LISTED RECORDS —
◇ ◇ ◇ ◇ ◇ ◇ ◇
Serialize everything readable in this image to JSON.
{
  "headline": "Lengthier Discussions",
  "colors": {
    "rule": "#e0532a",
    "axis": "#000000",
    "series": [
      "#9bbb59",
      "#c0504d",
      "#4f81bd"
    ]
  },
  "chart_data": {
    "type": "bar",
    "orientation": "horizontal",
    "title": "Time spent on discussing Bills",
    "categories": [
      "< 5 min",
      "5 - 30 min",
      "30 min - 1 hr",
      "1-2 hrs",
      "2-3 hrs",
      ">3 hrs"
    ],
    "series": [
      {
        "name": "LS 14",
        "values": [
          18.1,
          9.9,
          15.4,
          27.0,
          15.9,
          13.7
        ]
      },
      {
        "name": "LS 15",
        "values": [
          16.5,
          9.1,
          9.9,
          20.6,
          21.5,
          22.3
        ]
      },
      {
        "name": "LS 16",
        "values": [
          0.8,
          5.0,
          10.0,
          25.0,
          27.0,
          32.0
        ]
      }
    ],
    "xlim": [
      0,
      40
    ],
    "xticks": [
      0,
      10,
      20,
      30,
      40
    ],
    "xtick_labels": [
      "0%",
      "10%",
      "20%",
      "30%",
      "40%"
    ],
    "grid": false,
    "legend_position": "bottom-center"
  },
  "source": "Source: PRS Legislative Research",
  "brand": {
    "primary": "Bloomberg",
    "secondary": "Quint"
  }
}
◇ ◇ ◇ ◇ ◇ ◇ ◇
Retype all the records, matching them exactly.

Serialize everything readable in this image to JSON.
{
  "headline": "Lengthier Discussions",
  "colors": {
    "rule": "#e0532a",
    "axis": "#000000",
    "series": [
      "#9bbb59",
      "#c0504d",
      "#4f81bd"
    ]
  },
  "chart_data": {
    "type": "bar",
    "orientation": "horizontal",
    "title": "Time spent on discussing Bills",
    "categories": [
      "< 5 min",
      "5 - 30 min",
      "30 min - 1 hr",
      "1-2 hrs",
      "2-3 hrs",
      ">3 hrs"
    ],
    "series": [
      {
        "name": "LS 14",
        "values": [
          18.1,
          9.9,
          15.4,
          27.0,
          15.9,
          13.7
        ]
      },
      {
        "name": "LS 15",
        "values": [
          16.5,
          9.1,
          9.9,
          20.6,
          21.5,
          22.3
        ]
      },
      {
        "name": "LS 16",
        "values": [
          0.8,
          5.0,
          10.0,
          25.0,
          27.0,
          32.0
        ]
      }
    ],
    "xlim": [
      0,
      40
    ],
    "xticks": [
      0,
      10,
      20,
      30,
      40
    ],
    "xtick_labels": [
      "0%",
      "10%",
      "20%",
      "30%",
      "40%"
    ],
    "grid": false,
    "legend_position": "bottom-center"
  },
  "source": "Source: PRS Legislative Research",
  "brand": {
    "primary": "Bloomberg",
    "secondary": "Quint"
  }
}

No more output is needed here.